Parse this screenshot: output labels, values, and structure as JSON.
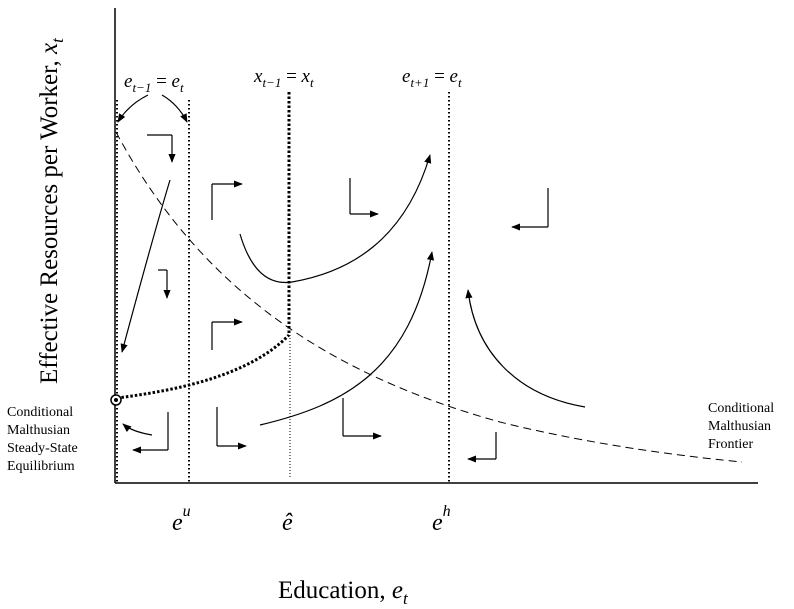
{
  "axes": {
    "x_label": "Education,",
    "x_label_var": "e",
    "x_label_sub": "t",
    "y_label": "Effective Resources per Worker,",
    "y_label_var": "x",
    "y_label_sub": "t"
  },
  "loci": {
    "e_lower": {
      "base": "e",
      "sub1": "t−1",
      "eq": " = ",
      "base2": "e",
      "sub2": "t"
    },
    "x_locus": {
      "base": "x",
      "sub1": "t−1",
      "eq": " = ",
      "base2": "x",
      "sub2": "t"
    },
    "e_upper": {
      "base": "e",
      "sub1": "t+1",
      "eq": " = ",
      "base2": "e",
      "sub2": "t"
    }
  },
  "ticks": {
    "e_u": {
      "base": "e",
      "sup": "u"
    },
    "e_hat": {
      "base": "ê"
    },
    "e_h": {
      "base": "e",
      "sup": "h"
    }
  },
  "left_label": [
    "Conditional",
    "Malthusian",
    "Steady-State",
    "Equilibrium"
  ],
  "right_label": [
    "Conditional",
    "Malthusian",
    "Frontier"
  ]
}
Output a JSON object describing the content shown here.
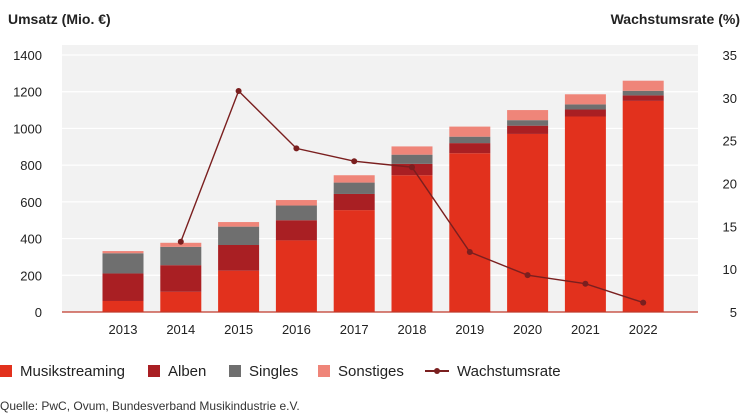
{
  "legend": {
    "streaming": "Musikstreaming",
    "albums": "Alben",
    "singles": "Singles",
    "other": "Sonstiges",
    "growth": "Wachstumsrate"
  },
  "source": "Quelle: PwC, Ovum, Bundesverband Musikindustrie e.V.",
  "colors": {
    "streaming": "#e2311d",
    "albums": "#a91f23",
    "singles": "#6f6f6f",
    "other": "#ef8579",
    "growth": "#7a1f1f",
    "plot_background": "#f2f2f2",
    "grid": "#ffffff"
  },
  "chart_data": {
    "type": "bar",
    "stacked": true,
    "title": "",
    "ylabel": "Umsatz (Mio. €)",
    "y2label": "Wachstumsrate (%)",
    "categories": [
      "2013",
      "2014",
      "2015",
      "2016",
      "2017",
      "2018",
      "2019",
      "2020",
      "2021",
      "2022"
    ],
    "ylim": [
      0,
      1400
    ],
    "yticks": [
      0,
      200,
      400,
      600,
      800,
      1000,
      1200,
      1400
    ],
    "y2lim": [
      5,
      35
    ],
    "y2ticks": [
      5,
      10,
      15,
      20,
      25,
      30,
      35
    ],
    "grid": true,
    "legend_position": "bottom",
    "series": [
      {
        "name": "Musikstreaming",
        "values": [
          60,
          110,
          225,
          390,
          555,
          745,
          865,
          970,
          1065,
          1150
        ]
      },
      {
        "name": "Alben",
        "values": [
          150,
          145,
          140,
          110,
          88,
          62,
          55,
          45,
          38,
          30
        ]
      },
      {
        "name": "Singles",
        "values": [
          110,
          100,
          100,
          80,
          62,
          50,
          35,
          30,
          28,
          25
        ]
      },
      {
        "name": "Sonstiges",
        "values": [
          12,
          22,
          25,
          30,
          40,
          45,
          55,
          55,
          55,
          55
        ]
      }
    ],
    "line_series": {
      "name": "Wachstumsrate",
      "axis": "right",
      "values": [
        null,
        13.2,
        30.8,
        24.1,
        22.6,
        21.9,
        12.0,
        9.3,
        8.3,
        6.1
      ]
    }
  }
}
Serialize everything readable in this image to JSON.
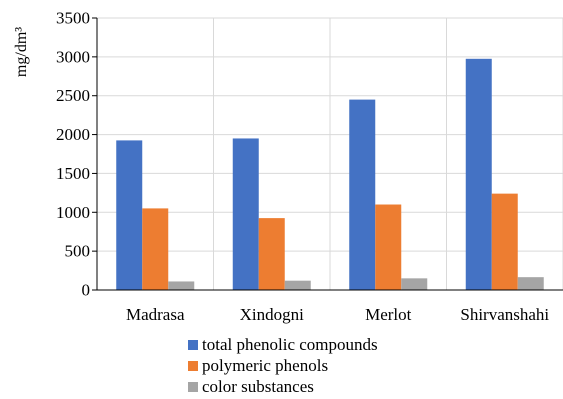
{
  "chart_data": {
    "type": "bar",
    "ylabel": "mg/dm³",
    "ylim": [
      0,
      3500
    ],
    "yticks": [
      0,
      500,
      1000,
      1500,
      2000,
      2500,
      3000,
      3500
    ],
    "grid": true,
    "legend_position": "bottom",
    "categories": [
      "Madrasa",
      "Xindogni",
      "Merlot",
      "Shirvanshahi"
    ],
    "series": [
      {
        "name": "total phenolic compounds",
        "color": "#4472C4",
        "values": [
          1925,
          1950,
          2450,
          2975
        ]
      },
      {
        "name": "polymeric phenols",
        "color": "#ED7D31",
        "values": [
          1050,
          925,
          1100,
          1240
        ]
      },
      {
        "name": "color substances",
        "color": "#A5A5A5",
        "values": [
          110,
          120,
          150,
          165
        ]
      }
    ]
  }
}
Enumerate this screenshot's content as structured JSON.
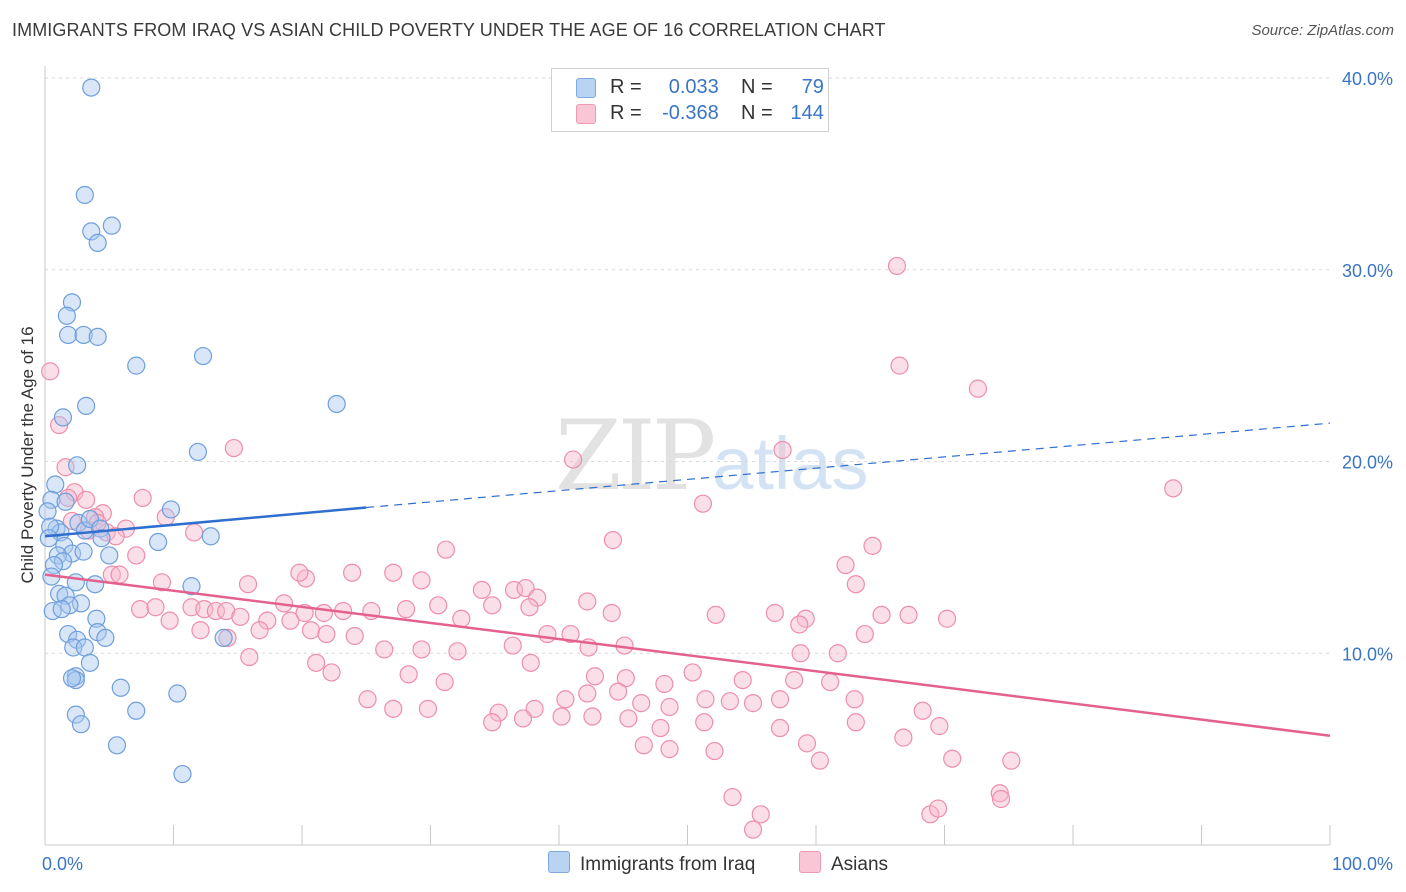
{
  "title": "IMMIGRANTS FROM IRAQ VS ASIAN CHILD POVERTY UNDER THE AGE OF 16 CORRELATION CHART",
  "source": "Source: ZipAtlas.com",
  "watermark": {
    "zip": "ZIP",
    "atlas": "atlas"
  },
  "legend": {
    "rows": [
      {
        "r_label": "R =",
        "r_value": "0.033",
        "n_label": "N =",
        "n_value": "79"
      },
      {
        "r_label": "R =",
        "r_value": "-0.368",
        "n_label": "N =",
        "n_value": "144"
      }
    ]
  },
  "bottom_legend": {
    "series1": "Immigrants from Iraq",
    "series2": "Asians"
  },
  "colors": {
    "blue_fill": "#a8c8ef",
    "blue_stroke": "#6f9fdc",
    "blue_line": "#2f6fcf",
    "pink_fill": "#f7b9cc",
    "pink_stroke": "#ee8eaa",
    "pink_line": "#e3608f",
    "axis_text": "#3a75c4",
    "grid": "#d9d9d9"
  },
  "chart_data": {
    "type": "scatter",
    "title": "IMMIGRANTS FROM IRAQ VS ASIAN CHILD POVERTY UNDER THE AGE OF 16 CORRELATION CHART",
    "xlabel": "",
    "ylabel": "Child Poverty Under the Age of 16",
    "xlim": [
      0,
      100
    ],
    "ylim": [
      0,
      40
    ],
    "x_tick_labels": [
      "0.0%",
      "100.0%"
    ],
    "y_ticks": [
      10,
      20,
      30,
      40
    ],
    "y_tick_labels": [
      "10.0%",
      "20.0%",
      "30.0%",
      "40.0%"
    ],
    "grid": true,
    "series": [
      {
        "name": "Immigrants from Iraq",
        "color": "#a8c8ef",
        "R": 0.033,
        "N": 79,
        "trend": {
          "x0": 0,
          "y0": 16.1,
          "x1": 25,
          "y1": 17.6,
          "dashed_to": [
            100,
            22.0
          ]
        },
        "points": [
          [
            3.6,
            39.5
          ],
          [
            3.1,
            33.9
          ],
          [
            3.6,
            32.0
          ],
          [
            5.2,
            32.3
          ],
          [
            4.1,
            31.4
          ],
          [
            2.1,
            28.3
          ],
          [
            1.7,
            27.6
          ],
          [
            1.8,
            26.6
          ],
          [
            3.0,
            26.6
          ],
          [
            4.1,
            26.5
          ],
          [
            7.1,
            25.0
          ],
          [
            12.3,
            25.5
          ],
          [
            22.7,
            23.0
          ],
          [
            3.2,
            22.9
          ],
          [
            1.4,
            22.3
          ],
          [
            11.9,
            20.5
          ],
          [
            2.5,
            19.8
          ],
          [
            0.8,
            18.8
          ],
          [
            0.5,
            18.0
          ],
          [
            1.6,
            17.9
          ],
          [
            0.2,
            17.4
          ],
          [
            9.8,
            17.5
          ],
          [
            2.6,
            16.8
          ],
          [
            3.1,
            16.4
          ],
          [
            3.5,
            17.0
          ],
          [
            4.3,
            16.5
          ],
          [
            0.9,
            16.5
          ],
          [
            1.2,
            16.3
          ],
          [
            0.4,
            16.6
          ],
          [
            0.3,
            16.0
          ],
          [
            1.5,
            15.6
          ],
          [
            4.4,
            16.0
          ],
          [
            12.9,
            16.1
          ],
          [
            8.8,
            15.8
          ],
          [
            2.1,
            15.2
          ],
          [
            3.0,
            15.3
          ],
          [
            1.0,
            15.1
          ],
          [
            1.4,
            14.8
          ],
          [
            5.0,
            15.1
          ],
          [
            0.7,
            14.6
          ],
          [
            0.5,
            14.0
          ],
          [
            2.4,
            13.7
          ],
          [
            3.9,
            13.6
          ],
          [
            11.4,
            13.5
          ],
          [
            1.1,
            13.1
          ],
          [
            1.6,
            13.0
          ],
          [
            2.8,
            12.6
          ],
          [
            1.9,
            12.5
          ],
          [
            0.6,
            12.2
          ],
          [
            1.3,
            12.3
          ],
          [
            4.0,
            11.8
          ],
          [
            4.1,
            11.1
          ],
          [
            1.8,
            11.0
          ],
          [
            2.5,
            10.7
          ],
          [
            4.7,
            10.8
          ],
          [
            13.9,
            10.8
          ],
          [
            2.2,
            10.3
          ],
          [
            3.1,
            10.3
          ],
          [
            3.5,
            9.5
          ],
          [
            2.4,
            8.8
          ],
          [
            2.4,
            8.6
          ],
          [
            5.9,
            8.2
          ],
          [
            10.3,
            7.9
          ],
          [
            2.4,
            6.8
          ],
          [
            2.8,
            6.3
          ],
          [
            7.1,
            7.0
          ],
          [
            5.6,
            5.2
          ],
          [
            10.7,
            3.7
          ],
          [
            2.1,
            8.7
          ]
        ]
      },
      {
        "name": "Asians",
        "color": "#f7b9cc",
        "R": -0.368,
        "N": 144,
        "trend": {
          "x0": 0,
          "y0": 14.1,
          "x1": 100,
          "y1": 5.7
        },
        "points": [
          [
            66.3,
            30.2
          ],
          [
            66.5,
            25.0
          ],
          [
            72.6,
            23.8
          ],
          [
            0.4,
            24.7
          ],
          [
            1.1,
            21.9
          ],
          [
            14.7,
            20.7
          ],
          [
            41.1,
            20.1
          ],
          [
            57.4,
            20.6
          ],
          [
            1.6,
            19.7
          ],
          [
            2.3,
            18.4
          ],
          [
            1.8,
            18.1
          ],
          [
            3.2,
            18.0
          ],
          [
            7.6,
            18.1
          ],
          [
            87.8,
            18.6
          ],
          [
            51.2,
            17.8
          ],
          [
            4.5,
            17.3
          ],
          [
            3.9,
            17.1
          ],
          [
            2.1,
            16.9
          ],
          [
            11.6,
            16.3
          ],
          [
            6.3,
            16.5
          ],
          [
            3.4,
            16.4
          ],
          [
            9.4,
            17.1
          ],
          [
            4.8,
            16.3
          ],
          [
            5.5,
            16.1
          ],
          [
            44.2,
            15.9
          ],
          [
            64.4,
            15.6
          ],
          [
            31.2,
            15.4
          ],
          [
            7.1,
            15.1
          ],
          [
            5.2,
            14.1
          ],
          [
            5.8,
            14.1
          ],
          [
            20.3,
            13.9
          ],
          [
            19.8,
            14.2
          ],
          [
            23.9,
            14.2
          ],
          [
            27.1,
            14.2
          ],
          [
            62.3,
            14.6
          ],
          [
            63.1,
            13.6
          ],
          [
            29.3,
            13.8
          ],
          [
            34.0,
            13.3
          ],
          [
            36.5,
            13.3
          ],
          [
            37.4,
            13.4
          ],
          [
            38.3,
            12.9
          ],
          [
            9.1,
            13.7
          ],
          [
            11.4,
            12.4
          ],
          [
            12.4,
            12.3
          ],
          [
            13.3,
            12.2
          ],
          [
            14.1,
            12.2
          ],
          [
            15.2,
            11.9
          ],
          [
            17.3,
            11.7
          ],
          [
            19.1,
            11.7
          ],
          [
            20.2,
            12.1
          ],
          [
            21.7,
            12.1
          ],
          [
            23.2,
            12.2
          ],
          [
            25.4,
            12.2
          ],
          [
            28.1,
            12.3
          ],
          [
            30.6,
            12.5
          ],
          [
            34.8,
            12.5
          ],
          [
            37.7,
            12.4
          ],
          [
            42.2,
            12.7
          ],
          [
            44.1,
            12.1
          ],
          [
            52.2,
            12.0
          ],
          [
            56.8,
            12.1
          ],
          [
            59.2,
            11.8
          ],
          [
            65.1,
            12.0
          ],
          [
            70.2,
            11.8
          ],
          [
            7.4,
            12.3
          ],
          [
            8.6,
            12.4
          ],
          [
            9.7,
            11.7
          ],
          [
            12.1,
            11.2
          ],
          [
            14.2,
            10.8
          ],
          [
            16.7,
            11.2
          ],
          [
            20.7,
            11.2
          ],
          [
            21.9,
            11.0
          ],
          [
            24.1,
            10.9
          ],
          [
            26.4,
            10.2
          ],
          [
            29.3,
            10.2
          ],
          [
            32.1,
            10.1
          ],
          [
            36.4,
            10.4
          ],
          [
            39.1,
            11.0
          ],
          [
            42.3,
            10.3
          ],
          [
            45.1,
            10.4
          ],
          [
            58.8,
            10.0
          ],
          [
            61.7,
            10.0
          ],
          [
            63.8,
            11.0
          ],
          [
            58.7,
            11.5
          ],
          [
            67.2,
            12.0
          ],
          [
            4.1,
            16.8
          ],
          [
            15.9,
            9.8
          ],
          [
            21.1,
            9.5
          ],
          [
            22.3,
            9.0
          ],
          [
            28.3,
            8.9
          ],
          [
            31.1,
            8.5
          ],
          [
            37.8,
            9.5
          ],
          [
            42.8,
            8.8
          ],
          [
            45.2,
            8.7
          ],
          [
            48.2,
            8.4
          ],
          [
            50.4,
            9.0
          ],
          [
            54.3,
            8.6
          ],
          [
            58.3,
            8.6
          ],
          [
            61.1,
            8.5
          ],
          [
            25.1,
            7.6
          ],
          [
            27.1,
            7.1
          ],
          [
            29.8,
            7.1
          ],
          [
            35.3,
            6.9
          ],
          [
            38.1,
            7.1
          ],
          [
            40.5,
            7.6
          ],
          [
            42.2,
            7.9
          ],
          [
            44.6,
            8.0
          ],
          [
            46.4,
            7.4
          ],
          [
            48.6,
            7.2
          ],
          [
            51.4,
            7.6
          ],
          [
            53.3,
            7.5
          ],
          [
            55.1,
            7.4
          ],
          [
            57.2,
            7.6
          ],
          [
            34.8,
            6.4
          ],
          [
            37.2,
            6.6
          ],
          [
            40.2,
            6.7
          ],
          [
            42.6,
            6.7
          ],
          [
            45.4,
            6.6
          ],
          [
            47.9,
            6.1
          ],
          [
            51.3,
            6.4
          ],
          [
            57.2,
            6.1
          ],
          [
            63.0,
            7.6
          ],
          [
            68.3,
            7.0
          ],
          [
            69.6,
            6.2
          ],
          [
            46.6,
            5.2
          ],
          [
            48.6,
            5.0
          ],
          [
            52.1,
            4.9
          ],
          [
            60.3,
            4.4
          ],
          [
            70.6,
            4.5
          ],
          [
            75.2,
            4.4
          ],
          [
            59.3,
            5.3
          ],
          [
            66.8,
            5.6
          ],
          [
            63.1,
            6.4
          ],
          [
            53.5,
            2.5
          ],
          [
            55.7,
            1.6
          ],
          [
            55.1,
            0.8
          ],
          [
            68.9,
            1.6
          ],
          [
            69.5,
            1.9
          ],
          [
            74.3,
            2.7
          ],
          [
            74.4,
            2.4
          ],
          [
            15.8,
            13.6
          ],
          [
            18.6,
            12.6
          ],
          [
            32.4,
            11.8
          ],
          [
            40.9,
            11.0
          ]
        ]
      }
    ]
  }
}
#####
In the entries above, count every line containing the word "this". Write only the total.

3